Return only the count of lines in which the word "color" appears.

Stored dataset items

= = = = =

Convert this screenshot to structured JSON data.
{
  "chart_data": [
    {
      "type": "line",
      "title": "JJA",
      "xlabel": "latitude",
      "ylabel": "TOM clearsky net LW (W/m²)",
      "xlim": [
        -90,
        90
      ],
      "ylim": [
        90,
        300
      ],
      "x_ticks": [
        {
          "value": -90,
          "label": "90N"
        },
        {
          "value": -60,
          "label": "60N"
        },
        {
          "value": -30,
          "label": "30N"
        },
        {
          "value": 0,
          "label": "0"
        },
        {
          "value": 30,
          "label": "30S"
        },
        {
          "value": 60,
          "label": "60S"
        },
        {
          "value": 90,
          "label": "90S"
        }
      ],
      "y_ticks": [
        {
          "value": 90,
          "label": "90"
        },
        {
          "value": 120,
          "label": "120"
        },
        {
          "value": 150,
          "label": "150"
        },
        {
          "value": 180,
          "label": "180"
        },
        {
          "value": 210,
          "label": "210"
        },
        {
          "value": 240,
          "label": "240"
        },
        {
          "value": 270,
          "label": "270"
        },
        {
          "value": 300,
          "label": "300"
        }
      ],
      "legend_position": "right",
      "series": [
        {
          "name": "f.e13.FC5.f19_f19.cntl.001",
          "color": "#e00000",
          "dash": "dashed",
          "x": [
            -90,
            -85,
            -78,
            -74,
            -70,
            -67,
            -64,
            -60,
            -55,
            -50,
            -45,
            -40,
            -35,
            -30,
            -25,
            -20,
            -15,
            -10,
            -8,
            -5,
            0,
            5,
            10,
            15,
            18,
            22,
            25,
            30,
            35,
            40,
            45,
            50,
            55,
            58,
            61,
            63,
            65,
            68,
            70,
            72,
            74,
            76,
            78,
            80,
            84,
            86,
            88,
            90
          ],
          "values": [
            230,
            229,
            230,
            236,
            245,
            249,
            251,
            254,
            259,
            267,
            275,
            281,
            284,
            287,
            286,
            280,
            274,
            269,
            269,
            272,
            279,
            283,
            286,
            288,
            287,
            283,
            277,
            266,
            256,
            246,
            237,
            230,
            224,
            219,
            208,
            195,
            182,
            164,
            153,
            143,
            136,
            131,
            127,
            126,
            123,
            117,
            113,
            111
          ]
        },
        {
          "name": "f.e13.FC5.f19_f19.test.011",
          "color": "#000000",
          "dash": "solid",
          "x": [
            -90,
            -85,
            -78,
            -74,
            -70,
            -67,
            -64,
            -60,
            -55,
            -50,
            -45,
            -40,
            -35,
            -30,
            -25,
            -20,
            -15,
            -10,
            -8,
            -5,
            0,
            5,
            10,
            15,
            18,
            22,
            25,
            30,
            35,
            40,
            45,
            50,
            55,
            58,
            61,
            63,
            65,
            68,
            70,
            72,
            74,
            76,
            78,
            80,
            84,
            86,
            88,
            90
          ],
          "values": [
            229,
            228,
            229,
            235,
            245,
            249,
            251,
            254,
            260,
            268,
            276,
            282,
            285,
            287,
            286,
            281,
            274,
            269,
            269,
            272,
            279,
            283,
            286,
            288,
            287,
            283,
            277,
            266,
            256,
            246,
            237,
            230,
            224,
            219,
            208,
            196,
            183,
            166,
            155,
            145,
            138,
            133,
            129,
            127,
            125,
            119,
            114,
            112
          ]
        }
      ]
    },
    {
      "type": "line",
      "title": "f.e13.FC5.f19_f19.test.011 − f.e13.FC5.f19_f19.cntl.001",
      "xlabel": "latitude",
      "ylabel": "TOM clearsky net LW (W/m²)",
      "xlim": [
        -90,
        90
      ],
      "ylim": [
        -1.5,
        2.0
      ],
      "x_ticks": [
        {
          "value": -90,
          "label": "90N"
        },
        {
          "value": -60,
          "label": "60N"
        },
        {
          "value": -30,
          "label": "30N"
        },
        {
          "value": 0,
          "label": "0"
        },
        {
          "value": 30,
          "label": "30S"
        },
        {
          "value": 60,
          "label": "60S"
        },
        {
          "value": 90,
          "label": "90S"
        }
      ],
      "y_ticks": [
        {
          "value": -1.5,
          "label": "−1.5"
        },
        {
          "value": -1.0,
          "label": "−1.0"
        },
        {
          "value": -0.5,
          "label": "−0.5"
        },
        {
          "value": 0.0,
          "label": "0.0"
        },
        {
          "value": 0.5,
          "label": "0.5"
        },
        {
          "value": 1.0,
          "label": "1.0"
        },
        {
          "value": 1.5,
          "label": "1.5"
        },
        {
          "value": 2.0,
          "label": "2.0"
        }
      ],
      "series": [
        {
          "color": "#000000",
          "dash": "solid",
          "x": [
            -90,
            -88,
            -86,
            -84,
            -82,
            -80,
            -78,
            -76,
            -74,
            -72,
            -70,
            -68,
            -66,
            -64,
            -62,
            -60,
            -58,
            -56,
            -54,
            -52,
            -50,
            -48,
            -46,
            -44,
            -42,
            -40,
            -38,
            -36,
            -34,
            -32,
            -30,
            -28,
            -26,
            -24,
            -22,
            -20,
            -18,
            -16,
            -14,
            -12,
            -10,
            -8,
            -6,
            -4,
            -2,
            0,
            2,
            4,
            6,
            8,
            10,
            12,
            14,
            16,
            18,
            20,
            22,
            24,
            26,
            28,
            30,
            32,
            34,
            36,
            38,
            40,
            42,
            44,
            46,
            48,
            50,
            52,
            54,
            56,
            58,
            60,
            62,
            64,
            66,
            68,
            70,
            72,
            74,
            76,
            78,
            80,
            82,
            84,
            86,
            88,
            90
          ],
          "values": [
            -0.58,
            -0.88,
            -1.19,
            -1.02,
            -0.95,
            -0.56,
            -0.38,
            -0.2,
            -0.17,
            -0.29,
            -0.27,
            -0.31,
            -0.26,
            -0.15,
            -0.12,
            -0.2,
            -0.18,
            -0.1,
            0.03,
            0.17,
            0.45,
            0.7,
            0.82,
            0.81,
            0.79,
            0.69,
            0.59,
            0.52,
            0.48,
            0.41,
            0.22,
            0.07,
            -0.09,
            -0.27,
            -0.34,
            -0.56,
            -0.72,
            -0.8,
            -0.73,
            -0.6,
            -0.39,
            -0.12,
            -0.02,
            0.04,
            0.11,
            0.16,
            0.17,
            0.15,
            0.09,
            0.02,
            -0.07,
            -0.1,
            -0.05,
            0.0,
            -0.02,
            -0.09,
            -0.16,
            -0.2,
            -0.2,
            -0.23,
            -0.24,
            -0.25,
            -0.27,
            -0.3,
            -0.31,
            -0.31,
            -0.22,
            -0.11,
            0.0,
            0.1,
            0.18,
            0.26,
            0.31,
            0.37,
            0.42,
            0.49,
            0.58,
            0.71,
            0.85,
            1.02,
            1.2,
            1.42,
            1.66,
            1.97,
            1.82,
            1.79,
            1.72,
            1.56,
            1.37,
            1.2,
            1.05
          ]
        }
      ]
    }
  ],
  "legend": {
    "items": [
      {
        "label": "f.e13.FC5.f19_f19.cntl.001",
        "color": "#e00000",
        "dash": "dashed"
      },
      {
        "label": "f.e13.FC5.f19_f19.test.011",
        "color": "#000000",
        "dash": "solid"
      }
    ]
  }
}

= = = = =

WRITTEN SOLUTION:
5